JOB - Which lines below hold the word "screenshot"? Copy all of them.

STORED ROWS -
════════════════════
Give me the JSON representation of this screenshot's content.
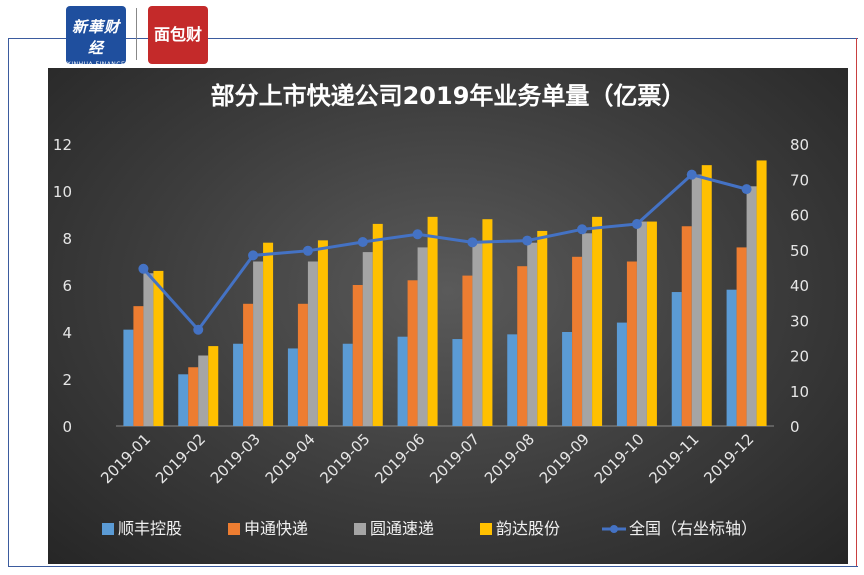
{
  "logos": {
    "xinhua_text": "新華财经",
    "xinhua_sub": "XINHUA FINANCE",
    "xinhua_dots": "• • • •",
    "caijing_text": "面包财经"
  },
  "colors": {
    "sf": "#5b9bd5",
    "zto_sto": "#ed7d31",
    "yto": "#a5a5a5",
    "yunda": "#ffc000",
    "national": "#4472c4"
  },
  "chart_data": {
    "type": "bar",
    "title": "部分上市快递公司2019年业务单量（亿票）",
    "categories": [
      "2019-01",
      "2019-02",
      "2019-03",
      "2019-04",
      "2019-05",
      "2019-06",
      "2019-07",
      "2019-08",
      "2019-09",
      "2019-10",
      "2019-11",
      "2019-12"
    ],
    "series": [
      {
        "name": "顺丰控股",
        "axis": "left",
        "values": [
          4.1,
          2.2,
          3.5,
          3.3,
          3.5,
          3.8,
          3.7,
          3.9,
          4.0,
          4.4,
          5.7,
          5.8
        ]
      },
      {
        "name": "申通快递",
        "axis": "left",
        "values": [
          5.1,
          2.5,
          5.2,
          5.2,
          6.0,
          6.2,
          6.4,
          6.8,
          7.2,
          7.0,
          8.5,
          7.6
        ]
      },
      {
        "name": "圆通速递",
        "axis": "left",
        "values": [
          6.5,
          3.0,
          7.0,
          7.0,
          7.4,
          7.6,
          7.8,
          7.8,
          8.2,
          8.7,
          10.7,
          10.2
        ]
      },
      {
        "name": "韵达股份",
        "axis": "left",
        "values": [
          6.6,
          3.4,
          7.8,
          7.9,
          8.6,
          8.9,
          8.8,
          8.3,
          8.9,
          8.7,
          11.1,
          11.3
        ]
      },
      {
        "name": "全国（右坐标轴）",
        "axis": "right",
        "type": "line",
        "values": [
          44.6,
          27.3,
          48.4,
          49.7,
          52.2,
          54.4,
          52.1,
          52.6,
          55.8,
          57.3,
          71.3,
          67.2
        ]
      }
    ],
    "yleft": {
      "min": 0,
      "max": 12,
      "ticks": [
        0,
        2,
        4,
        6,
        8,
        10,
        12
      ]
    },
    "yright": {
      "min": 0,
      "max": 80,
      "ticks": [
        0,
        10,
        20,
        30,
        40,
        50,
        60,
        70,
        80
      ]
    },
    "legend_position": "bottom"
  }
}
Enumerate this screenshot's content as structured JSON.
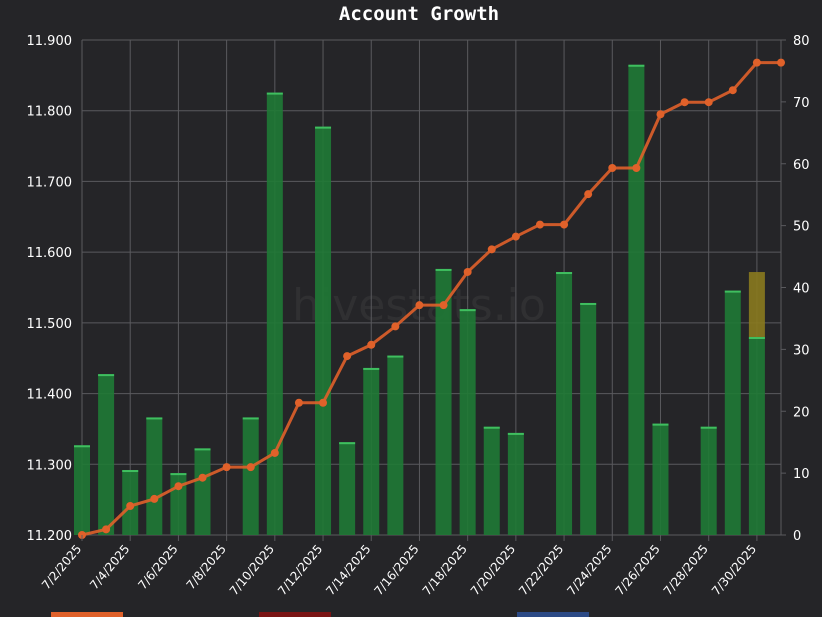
{
  "chart_data": {
    "type": "bar",
    "title": "Account Growth",
    "watermark": "hivestats.io",
    "x_labels": [
      "7/2/2025",
      "7/4/2025",
      "7/6/2025",
      "7/8/2025",
      "7/10/2025",
      "7/12/2025",
      "7/14/2025",
      "7/16/2025",
      "7/18/2025",
      "7/20/2025",
      "7/22/2025",
      "7/24/2025",
      "7/26/2025",
      "7/28/2025",
      "7/30/2025"
    ],
    "dates": [
      "7/2",
      "7/3",
      "7/4",
      "7/5",
      "7/6",
      "7/7",
      "7/8",
      "7/9",
      "7/10",
      "7/11",
      "7/12",
      "7/13",
      "7/14",
      "7/15",
      "7/16",
      "7/17",
      "7/18",
      "7/19",
      "7/20",
      "7/21",
      "7/22",
      "7/23",
      "7/24",
      "7/25",
      "7/26",
      "7/27",
      "7/28",
      "7/29",
      "7/30",
      "7/31"
    ],
    "y_left": {
      "min": 11.2,
      "max": 11.9,
      "ticks": [
        "11.200",
        "11.300",
        "11.400",
        "11.500",
        "11.600",
        "11.700",
        "11.800",
        "11.900"
      ]
    },
    "y_right": {
      "min": 0,
      "max": 80,
      "ticks": [
        "0",
        "10",
        "20",
        "30",
        "40",
        "50",
        "60",
        "70",
        "80"
      ]
    },
    "grid": true,
    "series": [
      {
        "type": "line",
        "color": "#e0612a",
        "axis": "left",
        "values": [
          11.2,
          11.208,
          11.241,
          11.251,
          11.269,
          11.281,
          11.296,
          11.296,
          11.316,
          11.387,
          11.387,
          11.453,
          11.469,
          11.495,
          11.525,
          11.525,
          11.572,
          11.604,
          11.622,
          11.639,
          11.639,
          11.682,
          11.719,
          11.719,
          11.795,
          11.812,
          11.812,
          11.829,
          11.868,
          11.868
        ]
      },
      {
        "type": "bar",
        "color": "#1f7a35",
        "axis": "right",
        "values": [
          14.5,
          26,
          10.5,
          19,
          10,
          14,
          0,
          19,
          71.5,
          0,
          66,
          15,
          27,
          29,
          0,
          43,
          36.5,
          17.5,
          16.5,
          0,
          42.5,
          37.5,
          0,
          76,
          18,
          0,
          17.5,
          39.5,
          32,
          0
        ]
      },
      {
        "type": "bar",
        "color": "#8a7a1e",
        "axis": "right",
        "values": [
          0,
          0,
          0,
          0,
          0,
          0,
          0,
          0,
          0,
          0,
          0,
          0,
          0,
          0,
          0,
          0,
          0,
          0,
          0,
          0,
          0,
          0,
          0,
          0,
          0,
          0,
          0,
          0,
          10.5,
          0
        ]
      }
    ],
    "legend_colors": [
      "#e0612a",
      "#7a1414",
      "#2c4a86"
    ]
  }
}
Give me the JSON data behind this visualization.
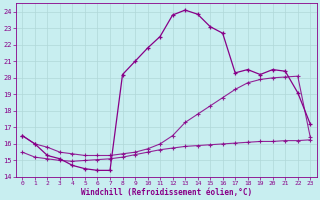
════════════════════
COMPLETED EXERCISE -
Give me the JSON representation of this screenshot's content.
Enumerate this screenshot's content as structured JSON.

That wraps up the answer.